--- RECORD EXCERPTS ---
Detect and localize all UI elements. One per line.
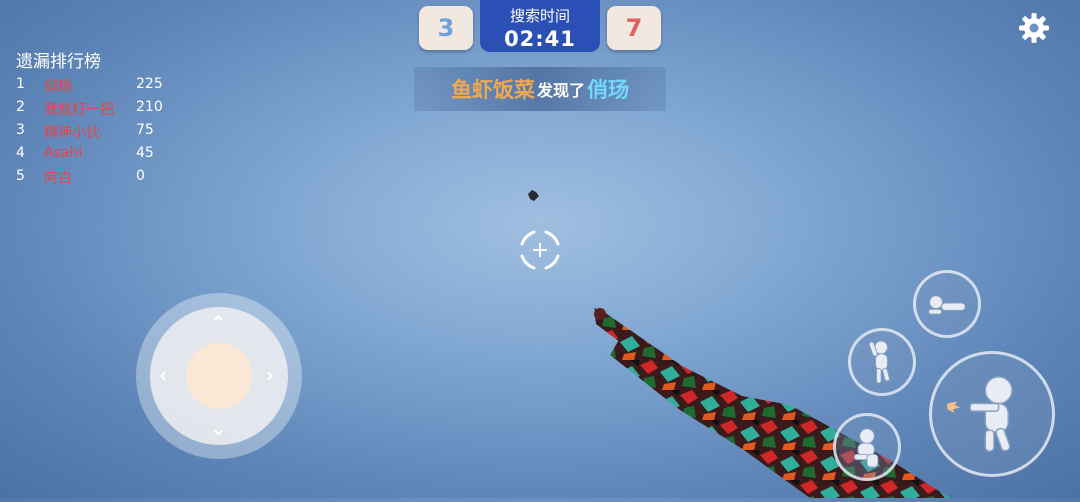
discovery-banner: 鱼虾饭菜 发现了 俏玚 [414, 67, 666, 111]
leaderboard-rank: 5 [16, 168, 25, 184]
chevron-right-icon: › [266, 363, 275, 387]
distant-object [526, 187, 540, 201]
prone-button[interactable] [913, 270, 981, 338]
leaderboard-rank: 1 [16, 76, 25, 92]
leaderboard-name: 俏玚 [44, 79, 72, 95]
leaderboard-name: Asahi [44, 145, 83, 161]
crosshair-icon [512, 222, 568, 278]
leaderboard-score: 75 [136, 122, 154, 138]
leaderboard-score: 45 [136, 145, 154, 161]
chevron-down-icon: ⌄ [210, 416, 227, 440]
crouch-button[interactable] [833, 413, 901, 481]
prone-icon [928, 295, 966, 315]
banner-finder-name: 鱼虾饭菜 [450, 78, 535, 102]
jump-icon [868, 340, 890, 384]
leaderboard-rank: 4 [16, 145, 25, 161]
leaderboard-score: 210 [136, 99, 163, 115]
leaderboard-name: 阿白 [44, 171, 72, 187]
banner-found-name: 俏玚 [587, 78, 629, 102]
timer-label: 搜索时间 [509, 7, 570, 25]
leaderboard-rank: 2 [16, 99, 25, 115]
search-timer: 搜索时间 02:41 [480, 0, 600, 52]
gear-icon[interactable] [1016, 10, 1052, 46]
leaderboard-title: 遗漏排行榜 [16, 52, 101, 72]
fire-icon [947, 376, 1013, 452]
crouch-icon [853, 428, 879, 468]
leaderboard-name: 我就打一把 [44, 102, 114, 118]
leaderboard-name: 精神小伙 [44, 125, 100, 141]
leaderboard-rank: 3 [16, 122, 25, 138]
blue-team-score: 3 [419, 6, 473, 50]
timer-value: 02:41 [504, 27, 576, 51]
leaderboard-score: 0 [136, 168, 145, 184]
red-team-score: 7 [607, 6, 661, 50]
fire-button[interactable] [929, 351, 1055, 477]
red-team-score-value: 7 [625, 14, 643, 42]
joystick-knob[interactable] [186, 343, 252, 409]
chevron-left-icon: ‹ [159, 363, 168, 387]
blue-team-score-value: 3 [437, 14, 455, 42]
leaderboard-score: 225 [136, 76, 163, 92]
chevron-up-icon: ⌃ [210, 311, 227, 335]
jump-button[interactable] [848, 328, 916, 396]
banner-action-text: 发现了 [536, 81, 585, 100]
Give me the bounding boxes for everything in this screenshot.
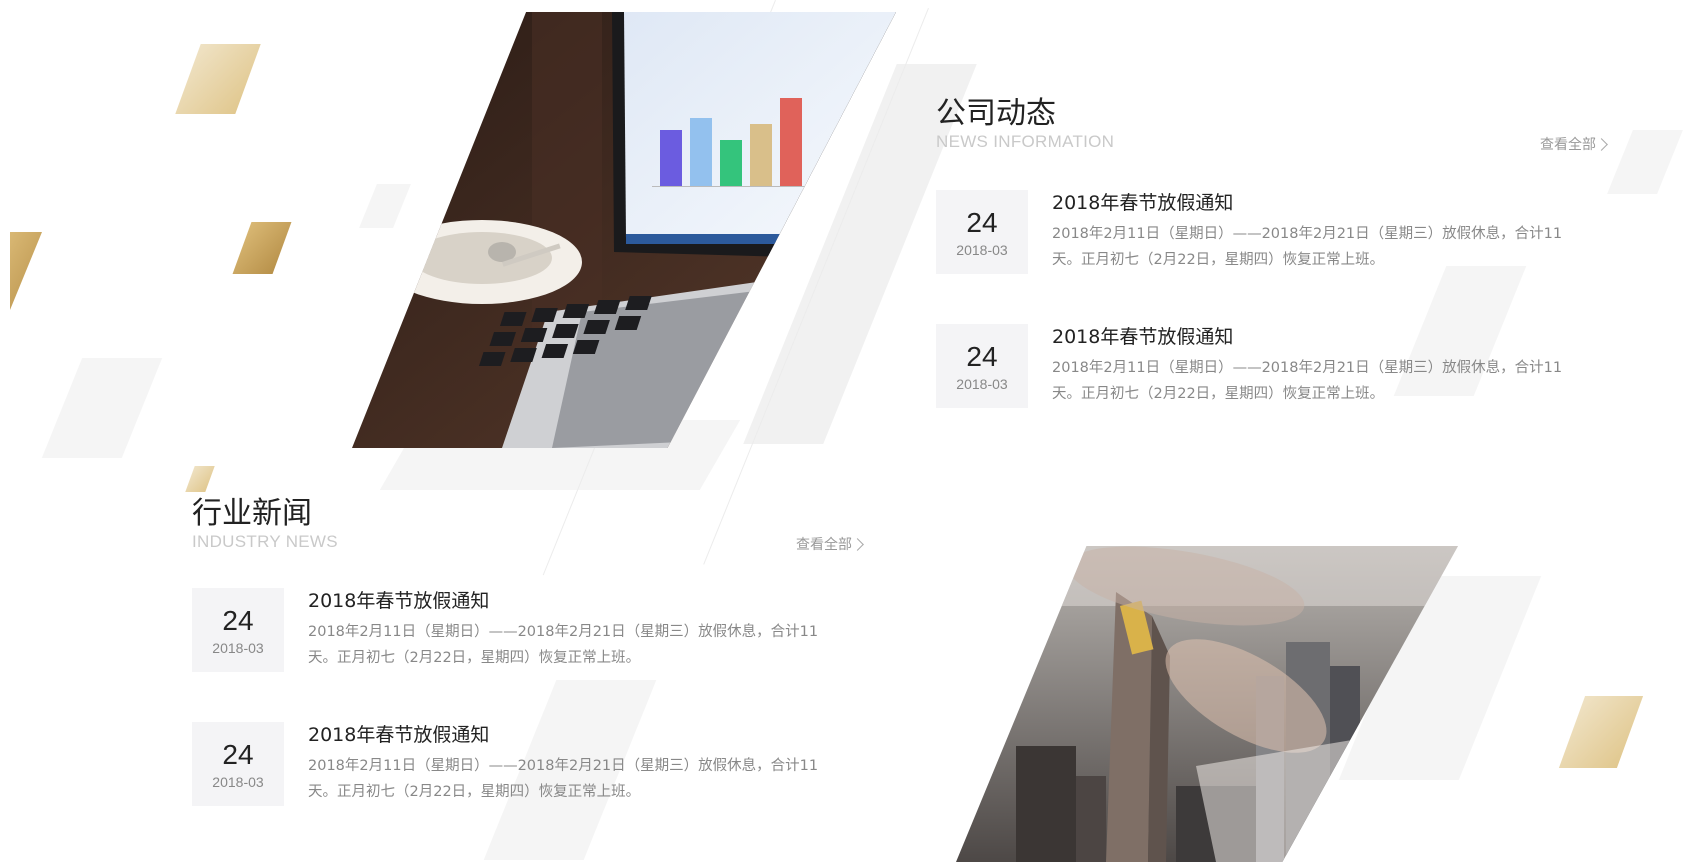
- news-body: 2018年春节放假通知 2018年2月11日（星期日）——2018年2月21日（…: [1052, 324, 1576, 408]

--- SHORT PROBLEM ---
Rewrite the records above with "player-points" substituted for every "leaderboard-score", keeping everything else identical. Omit the pictures.

--- ANSWER TO THE EXERCISE ---
Detect and localize all UI elements. One per line.
discovery-banner: 鱼虾饭菜 发现了 俏玚 [414, 67, 666, 111]
leaderboard-rank: 5 [16, 168, 25, 184]
chevron-right-icon: › [266, 363, 275, 387]
distant-object [526, 187, 540, 201]
prone-button[interactable] [913, 270, 981, 338]
leaderboard-rank: 1 [16, 76, 25, 92]
leaderboard-name: 俏玚 [44, 79, 72, 95]
leaderboard-name: Asahi [44, 145, 83, 161]
crosshair-icon [512, 222, 568, 278]
player-points: 75 [136, 122, 154, 138]
player-points: 45 [136, 145, 154, 161]
chevron-down-icon: ⌄ [210, 416, 227, 440]
crouch-button[interactable] [833, 413, 901, 481]
prone-icon [928, 295, 966, 315]
banner-finder-name: 鱼虾饭菜 [450, 78, 535, 102]
jump-icon [868, 340, 890, 384]
leaderboard-rank: 4 [16, 145, 25, 161]
player-points: 210 [136, 99, 163, 115]
leaderboard-name: 阿白 [44, 171, 72, 187]
banner-found-name: 俏玚 [587, 78, 629, 102]
timer-label: 搜索时间 [509, 7, 570, 25]
leaderboard-rank: 2 [16, 99, 25, 115]
search-timer: 搜索时间 02:41 [480, 0, 600, 52]
gear-icon[interactable] [1016, 10, 1052, 46]
leaderboard-title: 遗漏排行榜 [16, 52, 101, 72]
fire-icon [947, 376, 1013, 452]
crouch-icon [853, 428, 879, 468]
leaderboard-name: 我就打一把 [44, 102, 114, 118]
leaderboard-name: 精神小伙 [44, 125, 100, 141]
leaderboard-rank: 3 [16, 122, 25, 138]
blue-team-score: 3 [419, 6, 473, 50]
timer-value: 02:41 [504, 27, 576, 51]
player-points: 0 [136, 168, 145, 184]
red-team-score: 7 [607, 6, 661, 50]
fire-button[interactable] [929, 351, 1055, 477]
red-team-score-value: 7 [625, 14, 643, 42]
joystick-knob[interactable] [186, 343, 252, 409]
chevron-left-icon: ‹ [159, 363, 168, 387]
blue-team-score-value: 3 [437, 14, 455, 42]
player-points: 225 [136, 76, 163, 92]
chevron-up-icon: ⌃ [210, 311, 227, 335]
jump-button[interactable] [848, 328, 916, 396]
banner-action-text: 发现了 [536, 81, 585, 100]
Give me the bounding boxes for everything in this screenshot.
- news-body: 2018年春节放假通知 2018年2月11日（星期日）——2018年2月21日（…: [1052, 324, 1576, 408]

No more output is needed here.